* [Stated goal]:
Make an exact copy of the records, with the images left out.

-------- Input for this task --------

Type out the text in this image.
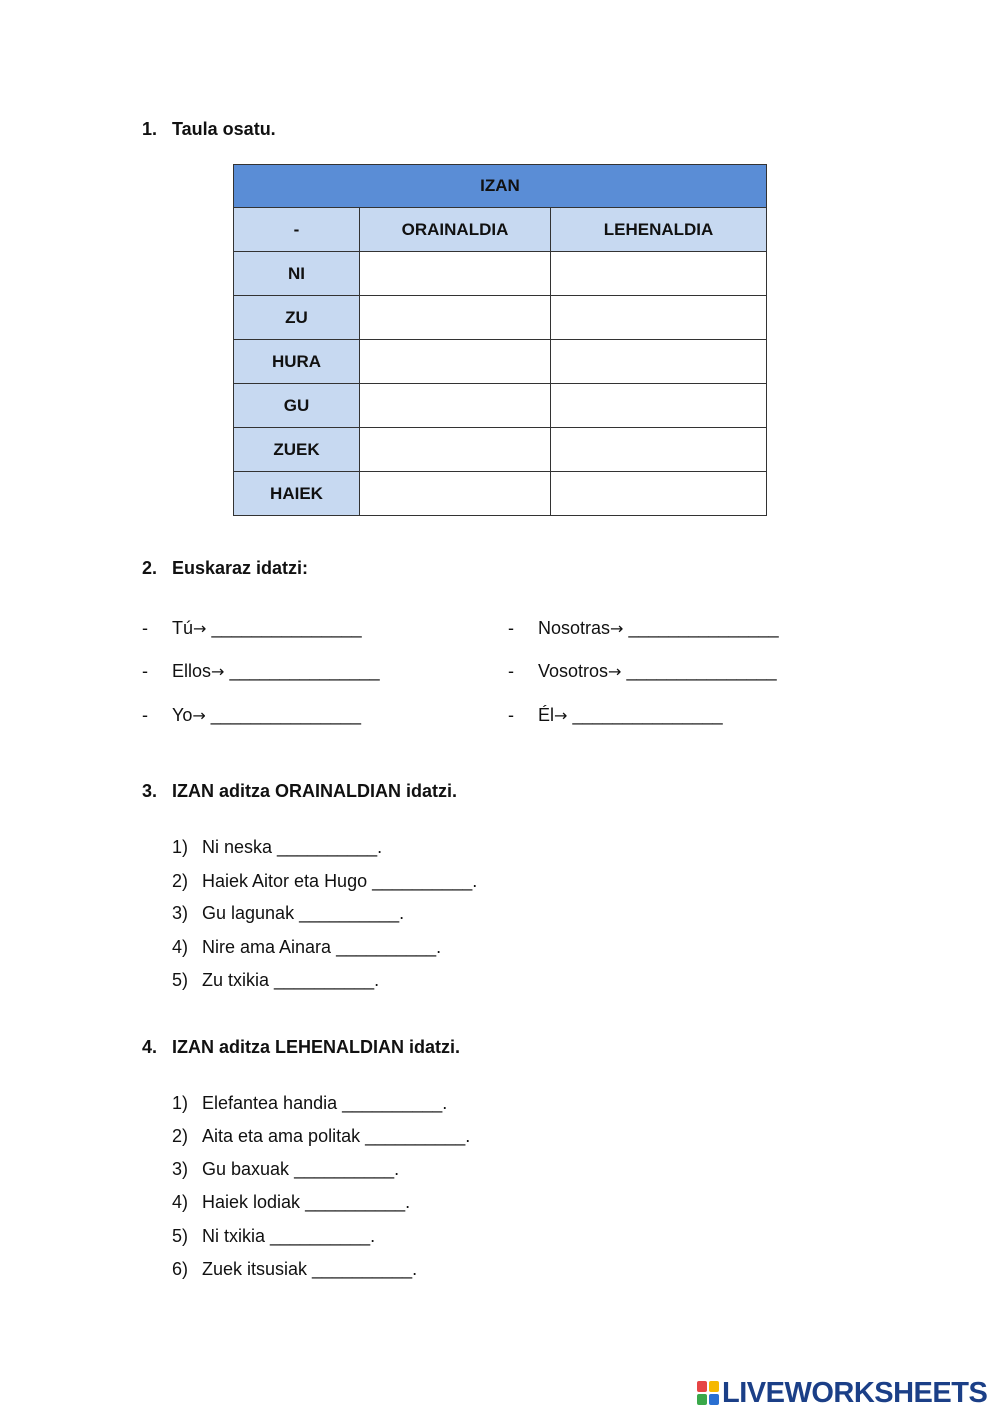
1. Taula osatu.
IZAN		
-	ORAINALDIA	LEHENALDIA
NI		
ZU		
HURA		
GU		
ZUEK		
HAIEK		
2. Euskaraz idatzi:
- Tú→ _______________
- Ellos→ _______________
- Yo→ _______________
- Nosotras→ _______________
- Vosotros→ _______________
- Él→ _______________
3. IZAN aditza ORAINALDIAN idatzi.
1) Ni neska __________.
2) Haiek Aitor eta Hugo __________.
3) Gu lagunak __________.
4) Nire ama Ainara __________.
5) Zu txikia __________.
4. IZAN aditza LEHENALDIAN idatzi.
1) Elefantea handia __________.
2) Aita eta ama politak __________.
3) Gu baxuak __________.
4) Haiek lodiak __________.
5) Ni txikia __________.
6) Zuek itsusiak __________.
LIVEWORKSHEETS
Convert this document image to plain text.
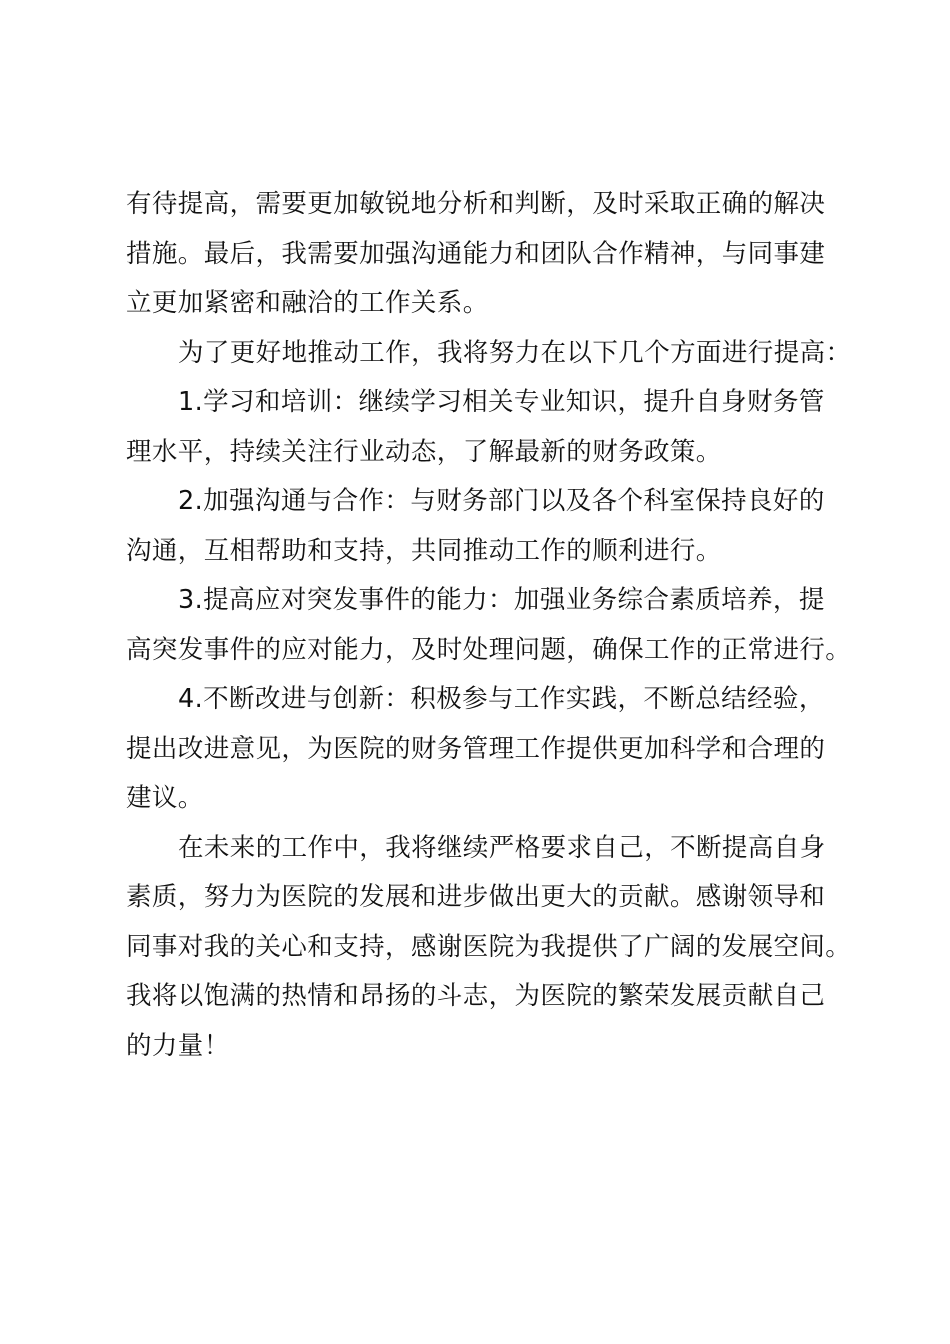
有待提高，需要更加敏锐地分析和判断，及时采取正确的解决
措施。最后，我需要加强沟通能力和团队合作精神，与同事建
立更加紧密和融洽的工作关系。
为了更好地推动工作，我将努力在以下几个方面进行提高：
1.学习和培训：继续学习相关专业知识，提升自身财务管
理水平，持续关注行业动态，了解最新的财务政策。
2.加强沟通与合作：与财务部门以及各个科室保持良好的
沟通，互相帮助和支持，共同推动工作的顺利进行。
3.提高应对突发事件的能力：加强业务综合素质培养，提
高突发事件的应对能力，及时处理问题，确保工作的正常进行。
4.不断改进与创新：积极参与工作实践，不断总结经验，
提出改进意见，为医院的财务管理工作提供更加科学和合理的
建议。
在未来的工作中，我将继续严格要求自己，不断提高自身
素质，努力为医院的发展和进步做出更大的贡献。感谢领导和
同事对我的关心和支持，感谢医院为我提供了广阔的发展空间。
我将以饱满的热情和昂扬的斗志，为医院的繁荣发展贡献自己
的力量！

--------

* [Solution for this task]:
Type out the text in this image.
1. Taula osatu.
IZAN		
-	ORAINALDIA	LEHENALDIA
NI		
ZU		
HURA		
GU		
ZUEK		
HAIEK		
2. Euskaraz idatzi:
- Tú→ _______________
- Ellos→ _______________
- Yo→ _______________
- Nosotras→ _______________
- Vosotros→ _______________
- Él→ _______________
3. IZAN aditza ORAINALDIAN idatzi.
1) Ni neska __________.
2) Haiek Aitor eta Hugo __________.
3) Gu lagunak __________.
4) Nire ama Ainara __________.
5) Zu txikia __________.
4. IZAN aditza LEHENALDIAN idatzi.
1) Elefantea handia __________.
2) Aita eta ama politak __________.
3) Gu baxuak __________.
4) Haiek lodiak __________.
5) Ni txikia __________.
6) Zuek itsusiak __________.
LIVEWORKSHEETS
Convert this document image to plain text.
有待提高，需要更加敏锐地分析和判断，及时采取正确的解决
措施。最后，我需要加强沟通能力和团队合作精神，与同事建
立更加紧密和融洽的工作关系。
为了更好地推动工作，我将努力在以下几个方面进行提高：
1.学习和培训：继续学习相关专业知识，提升自身财务管
理水平，持续关注行业动态，了解最新的财务政策。
2.加强沟通与合作：与财务部门以及各个科室保持良好的
沟通，互相帮助和支持，共同推动工作的顺利进行。
3.提高应对突发事件的能力：加强业务综合素质培养，提
高突发事件的应对能力，及时处理问题，确保工作的正常进行。
4.不断改进与创新：积极参与工作实践，不断总结经验，
提出改进意见，为医院的财务管理工作提供更加科学和合理的
建议。
在未来的工作中，我将继续严格要求自己，不断提高自身
素质，努力为医院的发展和进步做出更大的贡献。感谢领导和
同事对我的关心和支持，感谢医院为我提供了广阔的发展空间。
我将以饱满的热情和昂扬的斗志，为医院的繁荣发展贡献自己
的力量！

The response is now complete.